- _GIVEN TASK_
Reproduce every line of the material below word for word, without changing anything.

----- EXTRACTED DATA

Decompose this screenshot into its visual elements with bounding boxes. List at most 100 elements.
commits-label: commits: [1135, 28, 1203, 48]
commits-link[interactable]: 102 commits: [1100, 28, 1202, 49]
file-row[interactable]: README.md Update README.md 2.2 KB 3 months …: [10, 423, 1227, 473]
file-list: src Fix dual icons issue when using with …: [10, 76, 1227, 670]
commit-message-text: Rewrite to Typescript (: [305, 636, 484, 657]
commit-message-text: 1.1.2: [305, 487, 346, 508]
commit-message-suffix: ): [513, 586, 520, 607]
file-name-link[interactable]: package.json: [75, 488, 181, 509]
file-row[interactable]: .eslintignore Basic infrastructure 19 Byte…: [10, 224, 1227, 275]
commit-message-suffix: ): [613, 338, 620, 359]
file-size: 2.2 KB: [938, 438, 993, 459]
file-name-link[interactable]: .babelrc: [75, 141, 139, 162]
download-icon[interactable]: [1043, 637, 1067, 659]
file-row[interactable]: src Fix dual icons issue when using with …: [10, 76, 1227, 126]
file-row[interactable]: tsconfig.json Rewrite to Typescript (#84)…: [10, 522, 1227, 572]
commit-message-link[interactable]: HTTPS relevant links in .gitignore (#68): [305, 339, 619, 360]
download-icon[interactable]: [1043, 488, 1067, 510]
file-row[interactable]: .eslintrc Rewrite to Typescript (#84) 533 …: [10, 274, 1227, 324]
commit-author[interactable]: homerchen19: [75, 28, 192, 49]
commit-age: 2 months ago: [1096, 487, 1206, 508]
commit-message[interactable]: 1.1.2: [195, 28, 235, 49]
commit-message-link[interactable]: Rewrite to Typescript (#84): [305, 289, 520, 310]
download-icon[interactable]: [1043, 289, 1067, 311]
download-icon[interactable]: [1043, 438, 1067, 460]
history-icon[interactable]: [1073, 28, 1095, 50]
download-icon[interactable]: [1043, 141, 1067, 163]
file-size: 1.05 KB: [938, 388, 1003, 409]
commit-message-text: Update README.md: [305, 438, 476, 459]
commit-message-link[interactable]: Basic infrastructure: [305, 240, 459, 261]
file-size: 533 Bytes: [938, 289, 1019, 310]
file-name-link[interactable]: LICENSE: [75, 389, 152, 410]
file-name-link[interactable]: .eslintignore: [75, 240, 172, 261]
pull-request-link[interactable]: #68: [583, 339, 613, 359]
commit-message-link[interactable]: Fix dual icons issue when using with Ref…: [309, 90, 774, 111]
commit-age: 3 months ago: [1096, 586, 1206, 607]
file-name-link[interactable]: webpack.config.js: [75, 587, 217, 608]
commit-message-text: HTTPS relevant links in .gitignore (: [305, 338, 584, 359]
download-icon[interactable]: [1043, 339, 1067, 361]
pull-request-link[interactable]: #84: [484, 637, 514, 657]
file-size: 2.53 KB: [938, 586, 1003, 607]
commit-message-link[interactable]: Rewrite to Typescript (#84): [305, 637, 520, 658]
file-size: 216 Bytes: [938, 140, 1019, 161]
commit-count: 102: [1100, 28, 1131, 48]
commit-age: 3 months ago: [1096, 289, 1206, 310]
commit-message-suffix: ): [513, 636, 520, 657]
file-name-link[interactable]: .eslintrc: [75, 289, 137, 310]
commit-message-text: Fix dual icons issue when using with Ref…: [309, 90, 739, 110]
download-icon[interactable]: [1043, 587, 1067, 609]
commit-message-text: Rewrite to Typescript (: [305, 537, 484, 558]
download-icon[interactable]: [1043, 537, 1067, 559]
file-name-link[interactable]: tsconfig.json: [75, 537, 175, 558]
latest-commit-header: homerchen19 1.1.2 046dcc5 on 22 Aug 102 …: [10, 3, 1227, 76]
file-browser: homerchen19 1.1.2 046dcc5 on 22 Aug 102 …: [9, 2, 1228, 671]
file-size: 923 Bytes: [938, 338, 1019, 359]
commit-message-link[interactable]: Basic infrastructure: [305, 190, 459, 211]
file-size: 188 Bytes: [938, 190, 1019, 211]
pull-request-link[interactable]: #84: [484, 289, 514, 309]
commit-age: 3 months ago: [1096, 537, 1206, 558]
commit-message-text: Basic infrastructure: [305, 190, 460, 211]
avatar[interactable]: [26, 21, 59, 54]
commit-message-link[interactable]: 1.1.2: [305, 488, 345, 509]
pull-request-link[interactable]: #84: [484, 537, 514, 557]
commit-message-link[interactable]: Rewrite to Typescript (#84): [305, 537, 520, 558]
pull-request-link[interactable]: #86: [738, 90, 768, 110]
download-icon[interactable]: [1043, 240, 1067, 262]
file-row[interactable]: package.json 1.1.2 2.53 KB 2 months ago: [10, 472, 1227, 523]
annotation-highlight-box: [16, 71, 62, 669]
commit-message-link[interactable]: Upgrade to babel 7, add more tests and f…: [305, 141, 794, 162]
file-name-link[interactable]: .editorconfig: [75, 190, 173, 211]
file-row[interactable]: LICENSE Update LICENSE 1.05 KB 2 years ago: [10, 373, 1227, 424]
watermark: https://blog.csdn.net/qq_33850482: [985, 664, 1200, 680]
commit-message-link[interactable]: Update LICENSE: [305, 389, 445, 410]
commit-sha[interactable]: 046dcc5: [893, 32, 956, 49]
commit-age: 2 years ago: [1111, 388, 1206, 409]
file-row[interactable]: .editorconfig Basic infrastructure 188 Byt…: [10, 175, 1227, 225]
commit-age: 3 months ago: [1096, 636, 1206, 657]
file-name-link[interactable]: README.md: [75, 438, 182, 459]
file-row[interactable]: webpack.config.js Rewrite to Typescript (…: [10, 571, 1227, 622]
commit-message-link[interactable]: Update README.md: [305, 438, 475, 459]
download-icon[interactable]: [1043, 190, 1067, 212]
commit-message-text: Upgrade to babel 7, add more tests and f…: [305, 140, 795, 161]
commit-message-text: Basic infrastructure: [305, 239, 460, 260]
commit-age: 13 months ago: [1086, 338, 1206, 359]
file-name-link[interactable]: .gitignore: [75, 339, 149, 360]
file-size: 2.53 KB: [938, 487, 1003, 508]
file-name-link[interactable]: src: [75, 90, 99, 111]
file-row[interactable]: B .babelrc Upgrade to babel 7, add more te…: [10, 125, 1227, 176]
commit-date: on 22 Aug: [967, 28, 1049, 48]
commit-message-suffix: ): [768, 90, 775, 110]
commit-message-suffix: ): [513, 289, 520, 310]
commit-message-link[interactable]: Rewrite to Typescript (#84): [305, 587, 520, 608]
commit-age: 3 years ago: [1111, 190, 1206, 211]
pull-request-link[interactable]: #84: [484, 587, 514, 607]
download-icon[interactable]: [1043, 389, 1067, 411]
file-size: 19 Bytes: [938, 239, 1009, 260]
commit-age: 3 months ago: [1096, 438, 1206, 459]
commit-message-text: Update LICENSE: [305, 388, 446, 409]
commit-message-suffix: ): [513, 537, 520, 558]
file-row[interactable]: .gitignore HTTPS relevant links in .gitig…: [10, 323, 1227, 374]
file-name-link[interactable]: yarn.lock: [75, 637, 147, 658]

----------

- _OUTPUT FOR THIS TASK_
Decompose this screenshot into its visual elements with bounding boxes. List at most 100 elements.
commits-label: commits: [1135, 28, 1203, 48]
commits-link[interactable]: 102 commits: [1100, 28, 1202, 49]
file-row[interactable]: README.md Update README.md 2.2 KB 3 months …: [10, 423, 1227, 473]
file-list: src Fix dual icons issue when using with …: [10, 76, 1227, 670]
commit-message-text: Rewrite to Typescript (: [305, 636, 484, 657]
commit-message-text: 1.1.2: [305, 487, 346, 508]
commit-message-suffix: ): [513, 586, 520, 607]
file-name-link[interactable]: package.json: [75, 488, 181, 509]
file-row[interactable]: .eslintignore Basic infrastructure 19 Byte…: [10, 224, 1227, 275]
commit-message-suffix: ): [613, 338, 620, 359]
file-size: 2.2 KB: [938, 438, 993, 459]
file-name-link[interactable]: .babelrc: [75, 141, 139, 162]
download-icon[interactable]: [1043, 637, 1067, 659]
file-row[interactable]: src Fix dual icons issue when using with …: [10, 76, 1227, 126]
file-row[interactable]: tsconfig.json Rewrite to Typescript (#84)…: [10, 522, 1227, 572]
commit-message-link[interactable]: HTTPS relevant links in .gitignore (#68): [305, 339, 619, 360]
download-icon[interactable]: [1043, 488, 1067, 510]
file-row[interactable]: .eslintrc Rewrite to Typescript (#84) 533 …: [10, 274, 1227, 324]
commit-author[interactable]: homerchen19: [75, 28, 192, 49]
commit-age: 2 months ago: [1096, 487, 1206, 508]
commit-message[interactable]: 1.1.2: [195, 28, 235, 49]
commit-message-link[interactable]: Rewrite to Typescript (#84): [305, 289, 520, 310]
download-icon[interactable]: [1043, 289, 1067, 311]
download-icon[interactable]: [1043, 438, 1067, 460]
history-icon[interactable]: [1073, 28, 1095, 50]
download-icon[interactable]: [1043, 141, 1067, 163]
file-size: 1.05 KB: [938, 388, 1003, 409]
commit-message-text: Update README.md: [305, 438, 476, 459]
commit-message-link[interactable]: Basic infrastructure: [305, 240, 459, 261]
file-size: 533 Bytes: [938, 289, 1019, 310]
file-name-link[interactable]: LICENSE: [75, 389, 152, 410]
file-name-link[interactable]: .eslintignore: [75, 240, 172, 261]
pull-request-link[interactable]: #68: [583, 339, 613, 359]
commit-message-link[interactable]: Fix dual icons issue when using with Ref…: [309, 90, 774, 111]
commit-age: 3 months ago: [1096, 586, 1206, 607]
file-name-link[interactable]: webpack.config.js: [75, 587, 217, 608]
commit-message-text: HTTPS relevant links in .gitignore (: [305, 338, 584, 359]
download-icon[interactable]: [1043, 339, 1067, 361]
pull-request-link[interactable]: #84: [484, 637, 514, 657]
file-size: 2.53 KB: [938, 586, 1003, 607]
commit-message-link[interactable]: Rewrite to Typescript (#84): [305, 637, 520, 658]
file-size: 216 Bytes: [938, 140, 1019, 161]
commit-count: 102: [1100, 28, 1131, 48]
commit-age: 3 months ago: [1096, 289, 1206, 310]
commit-message-suffix: ): [513, 636, 520, 657]
file-name-link[interactable]: .eslintrc: [75, 289, 137, 310]
commit-message-text: Fix dual icons issue when using with Ref…: [309, 90, 739, 110]
download-icon[interactable]: [1043, 587, 1067, 609]
commit-message-text: Rewrite to Typescript (: [305, 537, 484, 558]
download-icon[interactable]: [1043, 537, 1067, 559]
file-name-link[interactable]: tsconfig.json: [75, 537, 175, 558]
latest-commit-header: homerchen19 1.1.2 046dcc5 on 22 Aug 102 …: [10, 3, 1227, 76]
file-browser: homerchen19 1.1.2 046dcc5 on 22 Aug 102 …: [9, 2, 1228, 671]
file-size: 923 Bytes: [938, 338, 1019, 359]
commit-message-link[interactable]: Basic infrastructure: [305, 190, 459, 211]
file-size: 188 Bytes: [938, 190, 1019, 211]
pull-request-link[interactable]: #84: [484, 289, 514, 309]
commit-age: 3 months ago: [1096, 537, 1206, 558]
commit-message-text: Basic infrastructure: [305, 190, 460, 211]
avatar[interactable]: [26, 21, 59, 54]
commit-message-link[interactable]: 1.1.2: [305, 488, 345, 509]
pull-request-link[interactable]: #84: [484, 537, 514, 557]
commit-message-link[interactable]: Rewrite to Typescript (#84): [305, 537, 520, 558]
pull-request-link[interactable]: #86: [738, 90, 768, 110]
download-icon[interactable]: [1043, 240, 1067, 262]
file-row[interactable]: package.json 1.1.2 2.53 KB 2 months ago: [10, 472, 1227, 523]
annotation-highlight-box: [16, 71, 62, 669]
commit-message-link[interactable]: Upgrade to babel 7, add more tests and f…: [305, 141, 794, 162]
file-name-link[interactable]: .editorconfig: [75, 190, 173, 211]
file-row[interactable]: LICENSE Update LICENSE 1.05 KB 2 years ago: [10, 373, 1227, 424]
watermark: https://blog.csdn.net/qq_33850482: [985, 664, 1200, 680]
commit-message-link[interactable]: Update LICENSE: [305, 389, 445, 410]
commit-sha[interactable]: 046dcc5: [893, 32, 956, 49]
commit-age: 2 years ago: [1111, 388, 1206, 409]
file-row[interactable]: .editorconfig Basic infrastructure 188 Byt…: [10, 175, 1227, 225]
commit-age: 3 months ago: [1096, 636, 1206, 657]
file-name-link[interactable]: README.md: [75, 438, 182, 459]
file-row[interactable]: webpack.config.js Rewrite to Typescript (…: [10, 571, 1227, 622]
commit-message-link[interactable]: Update README.md: [305, 438, 475, 459]
download-icon[interactable]: [1043, 190, 1067, 212]
commit-message-text: Upgrade to babel 7, add more tests and f…: [305, 140, 795, 161]
commit-message-text: Basic infrastructure: [305, 239, 460, 260]
commit-age: 13 months ago: [1086, 338, 1206, 359]
file-name-link[interactable]: .gitignore: [75, 339, 149, 360]
file-size: 2.53 KB: [938, 487, 1003, 508]
file-name-link[interactable]: src: [75, 90, 99, 111]
file-row[interactable]: B .babelrc Upgrade to babel 7, add more te…: [10, 125, 1227, 176]
commit-date: on 22 Aug: [967, 28, 1049, 48]
commit-message-suffix: ): [768, 90, 775, 110]
commit-message-suffix: ): [513, 289, 520, 310]
commit-message-link[interactable]: Rewrite to Typescript (#84): [305, 587, 520, 608]
commit-age: 3 years ago: [1111, 190, 1206, 211]
pull-request-link[interactable]: #84: [484, 587, 514, 607]
download-icon[interactable]: [1043, 389, 1067, 411]
file-size: 19 Bytes: [938, 239, 1009, 260]
commit-age: 3 months ago: [1096, 438, 1206, 459]
commit-message-text: Update LICENSE: [305, 388, 446, 409]
commit-message-suffix: ): [513, 537, 520, 558]
file-row[interactable]: .gitignore HTTPS relevant links in .gitig…: [10, 323, 1227, 374]
file-name-link[interactable]: yarn.lock: [75, 637, 147, 658]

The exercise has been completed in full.